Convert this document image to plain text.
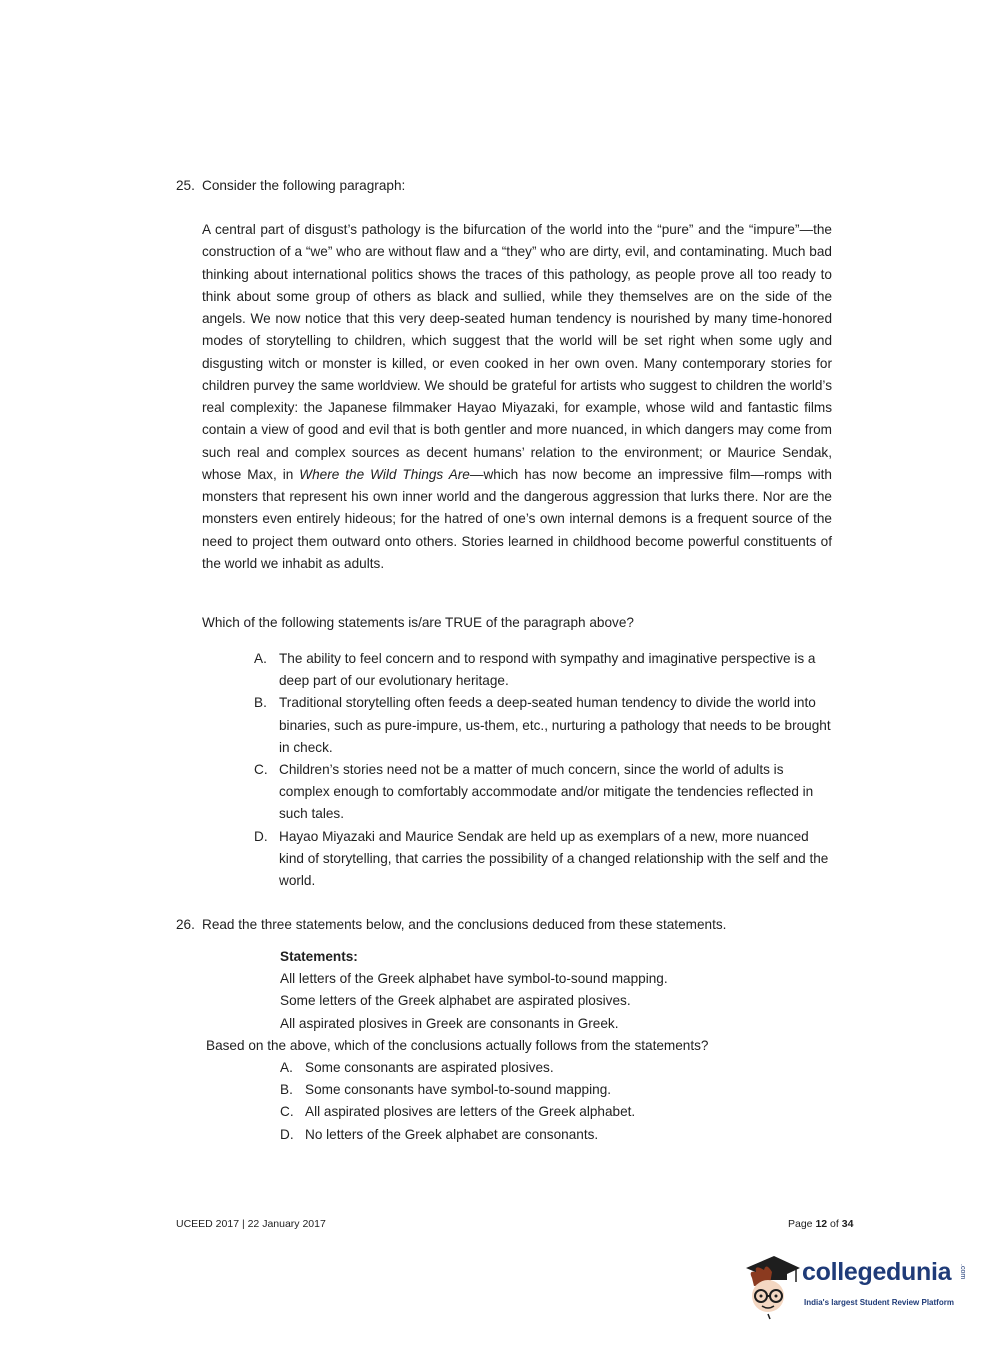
25. Consider the following paragraph:
A central part of disgust’s pathology is the bifurcation of the world into the “pure” and the “impure”—the construction of a “we” who are without flaw and a “they” who are dirty, evil, and contaminating. Much bad thinking about international politics shows the traces of this pathology, as people prove all too ready to think about some group of others as black and sullied, while they themselves are on the side of the angels. We now notice that this very deep-seated human tendency is nourished by many time-honored modes of storytelling to children, which suggest that the world will be set right when some ugly and disgusting witch or monster is killed, or even cooked in her own oven. Many contemporary stories for children purvey the same worldview. We should be grateful for artists who suggest to children the world’s real complexity: the Japanese filmmaker Hayao Miyazaki, for example, whose wild and fantastic films contain a view of good and evil that is both gentler and more nuanced, in which dangers may come from such real and complex sources as decent humans’ relation to the environment; or Maurice Sendak, whose Max, in Where the Wild Things Are—which has now become an impressive film—romps with monsters that represent his own inner world and the dangerous aggression that lurks there. Nor are the monsters even entirely hideous; for the hatred of one’s own internal demons is a frequent source of the need to project them outward onto others. Stories learned in childhood become powerful constituents of the world we inhabit as adults.
Which of the following statements is/are TRUE of the paragraph above?
A. The ability to feel concern and to respond with sympathy and imaginative perspective is a deep part of our evolutionary heritage.
B. Traditional storytelling often feeds a deep-seated human tendency to divide the world into binaries, such as pure-impure, us-them, etc., nurturing a pathology that needs to be brought in check.
C. Children’s stories need not be a matter of much concern, since the world of adults is complex enough to comfortably accommodate and/or mitigate the tendencies reflected in such tales.
D. Hayao Miyazaki and Maurice Sendak are held up as exemplars of a new, more nuanced kind of storytelling, that carries the possibility of a changed relationship with the self and the world.
26. Read the three statements below, and the conclusions deduced from these statements.
Statements:
All letters of the Greek alphabet have symbol-to-sound mapping.
Some letters of the Greek alphabet are aspirated plosives.
All aspirated plosives in Greek are consonants in Greek.
Based on the above, which of the conclusions actually follows from the statements?
A. Some consonants are aspirated plosives.
B. Some consonants have symbol-to-sound mapping.
C. All aspirated plosives are letters of the Greek alphabet.
D. No letters of the Greek alphabet are consonants.
UCEED 2017 | 22 January 2017	Page 12 of 34
collegedunia .com
India's largest Student Review Platform
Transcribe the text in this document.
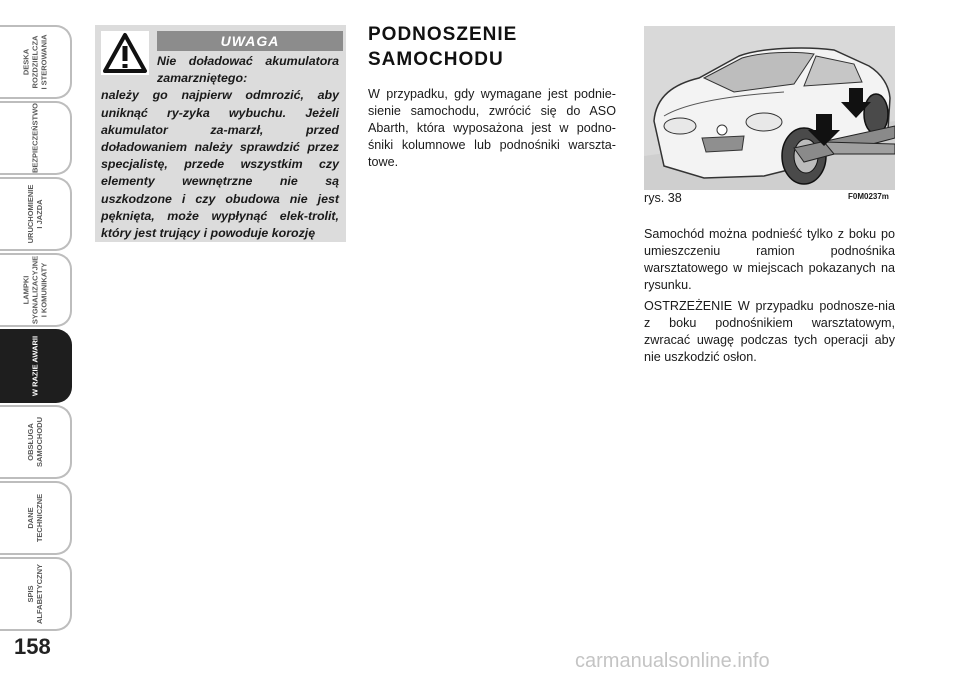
DESKA
ROZDZIELCZA
I STEROWANIA
BEZPIECZEŃSTWO
URUCHOMIENIE
I JAZDA
LAMPKI
SYGNALIZACYJNE
I KOMUNIKATY
W RAZIE AWARII
OBSŁUGA
SAMOCHODU
DANE
TECHNICZNE
SPIS
ALFABETYCZNY
158
UWAGA
Nie doładować akumulatora zamarzniętego:
należy go najpierw odmrozić, aby uniknąć ry-zyka wybuchu. Jeżeli akumulator za-marzł, przed doładowaniem należy sprawdzić przez specjalistę, przede wszystkim czy elementy wewnętrzne nie są uszkodzone i czy obudowa nie jest pęknięta, może wypłynąć elek-trolit, który jest trujący i powoduje korozję
PODNOSZENIE
SAMOCHODU
W przypadku, gdy wymagane jest podnie-sienie samochodu, zwrócić się do ASO Abarth, która wyposażona jest w podno-śniki kolumnowe lub podnośniki warszta-towe.
rys. 38	F0M0237m
Samochód można podnieść tylko z boku po umieszczeniu ramion podnośnika warsztatowego w miejscach pokazanych na rysunku.
OSTRZEŻENIE W przypadku podnosze-nia z boku podnośnikiem warsztatowym, zwracać uwagę podczas tych operacji aby nie uszkodzić osłon.
carmanualsonline.info
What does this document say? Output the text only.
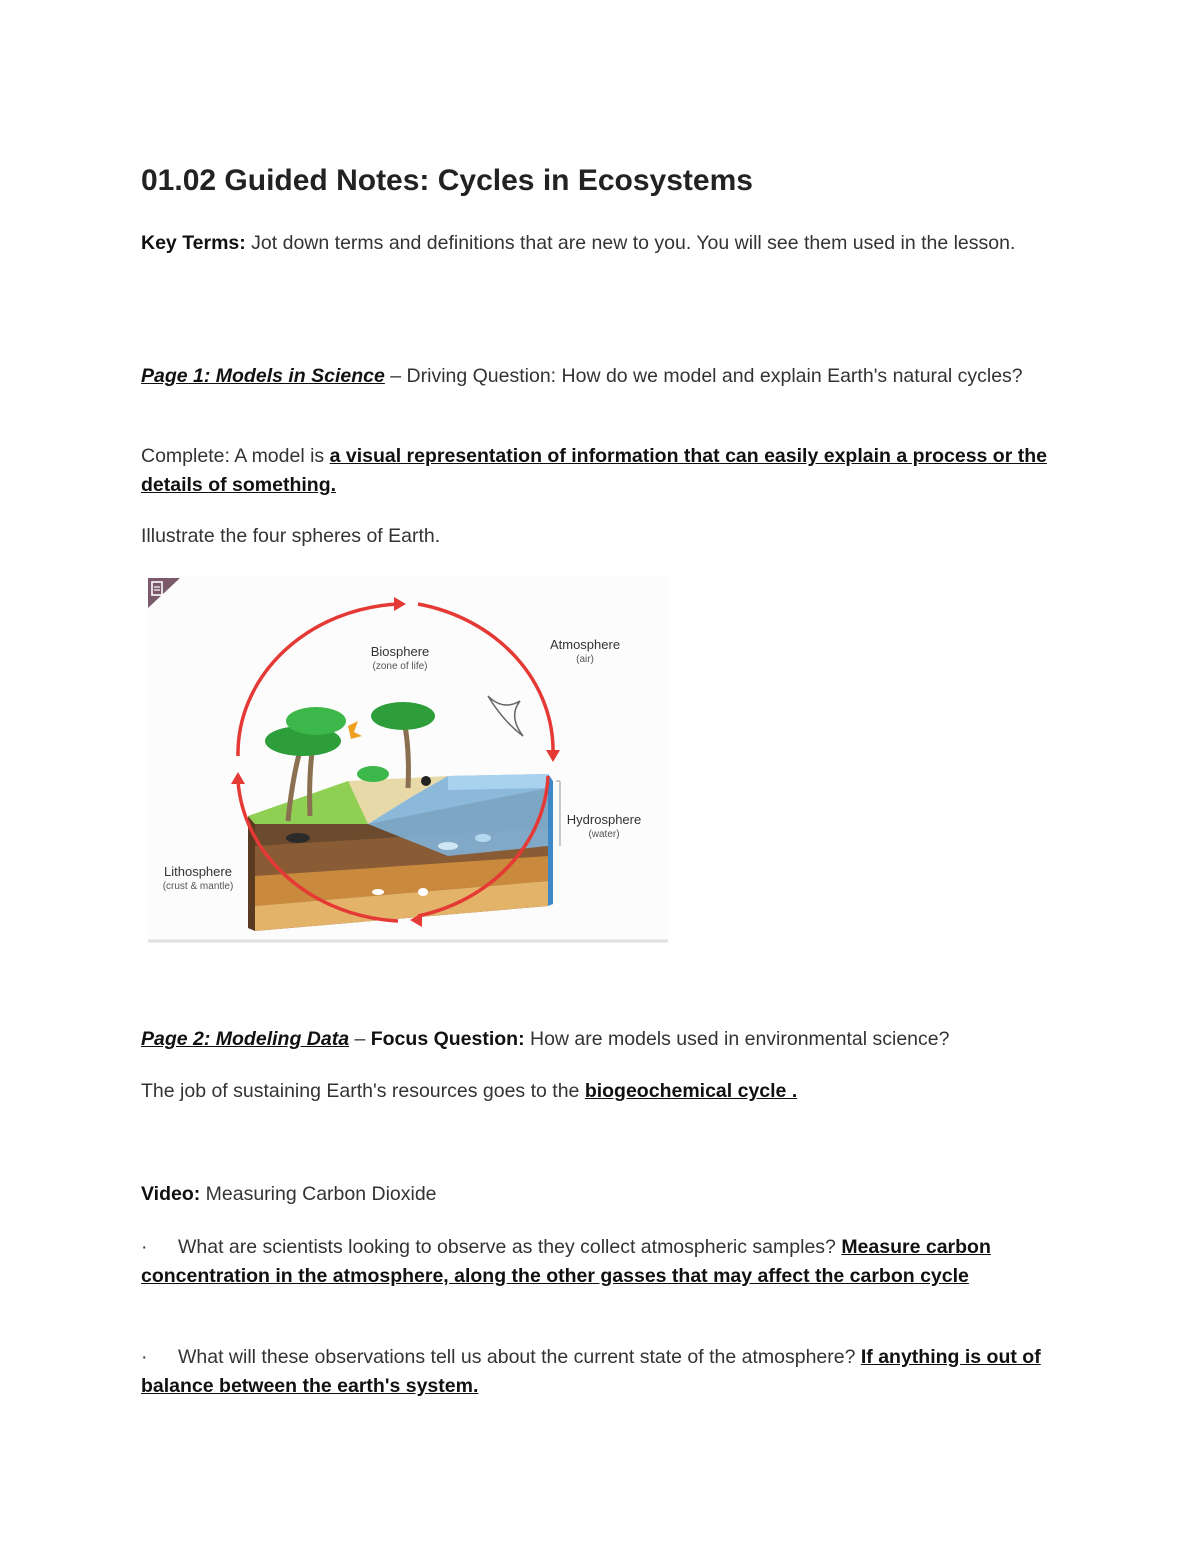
01.02 Guided Notes: Cycles in Ecosystems
Key Terms: Jot down terms and definitions that are new to you. You will see them used in the lesson.
Page 1: Models in Science – Driving Question: How do we model and explain Earth's natural cycles?
Complete: A model is a visual representation of information that can easily explain a process or the details of something.
Illustrate the four spheres of Earth.
Biosphere
(zone of life)
Atmosphere
(air)
Hydrosphere
(water)
Lithosphere
(crust & mantle)
Page 2: Modeling Data – Focus Question: How are models used in environmental science?
The job of sustaining Earth's resources goes to the biogeochemical cycle .
Video: Measuring Carbon Dioxide
· What are scientists looking to observe as they collect atmospheric samples? Measure carbon concentration in the atmosphere, along the other gasses that may affect the carbon cycle
· What will these observations tell us about the current state of the atmosphere? If anything is out of balance between the earth's system.
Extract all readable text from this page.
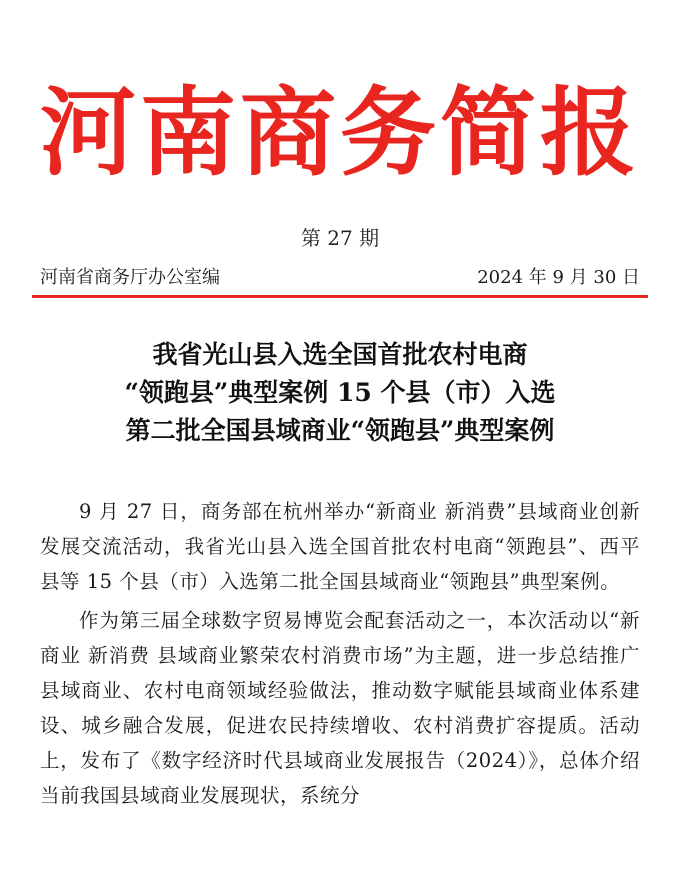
河南商务简报
第 27 期
河南省商务厅办公室编	2024 年 9 月 30 日
我省光山县入选全国首批农村电商
“领跑县”典型案例 15 个县（市）入选
第二批全国县域商业“领跑县”典型案例

9 月 27 日，商务部在杭州举办“新商业 新消费”县域商业创新发展交流活动，我省光山县入选全国首批农村电商“领跑县”、西平县等 15 个县（市）入选第二批全国县域商业“领跑县”典型案例。

作为第三届全球数字贸易博览会配套活动之一，本次活动以“新商业 新消费 县域商业繁荣农村消费市场”为主题，进一步总结推广县域商业、农村电商领域经验做法，推动数字赋能县域商业体系建设、城乡融合发展，促进农民持续增收、农村消费扩容提质。活动上，发布了《数字经济时代县域商业发展报告（2024）》，总体介绍当前我国县域商业发展现状，系统分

################

• **INSTRUCTION**
Omit the pictures and retype exactly the lines from the one with "What does this" through the final line, both ends included.

• **RESULT BELOW**
What does this document say? Output the text only.
01.02 Guided Notes: Cycles in Ecosystems
Key Terms: Jot down terms and definitions that are new to you. You will see them used in the lesson.
Page 1: Models in Science – Driving Question: How do we model and explain Earth's natural cycles?
Complete: A model is a visual representation of information that can easily explain a process or the details of something.
Illustrate the four spheres of Earth.
Biosphere
(zone of life)
Atmosphere
(air)
Hydrosphere
(water)
Lithosphere
(crust & mantle)
Page 2: Modeling Data – Focus Question: How are models used in environmental science?
The job of sustaining Earth's resources goes to the biogeochemical cycle .
Video: Measuring Carbon Dioxide
· What are scientists looking to observe as they collect atmospheric samples? Measure carbon concentration in the atmosphere, along the other gasses that may affect the carbon cycle
· What will these observations tell us about the current state of the atmosphere? If anything is out of balance between the earth's system.
Extract all readable text from this page.
河南商务简报
第 27 期
河南省商务厅办公室编	2024 年 9 月 30 日
我省光山县入选全国首批农村电商
“领跑县”典型案例 15 个县（市）入选
第二批全国县域商业“领跑县”典型案例

9 月 27 日，商务部在杭州举办“新商业 新消费”县域商业创新发展交流活动，我省光山县入选全国首批农村电商“领跑县”、西平县等 15 个县（市）入选第二批全国县域商业“领跑县”典型案例。

作为第三届全球数字贸易博览会配套活动之一，本次活动以“新商业 新消费 县域商业繁荣农村消费市场”为主题，进一步总结推广县域商业、农村电商领域经验做法，推动数字赋能县域商业体系建设、城乡融合发展，促进农民持续增收、农村消费扩容提质。活动上，发布了《数字经济时代县域商业发展报告（2024）》，总体介绍当前我国县域商业发展现状，系统分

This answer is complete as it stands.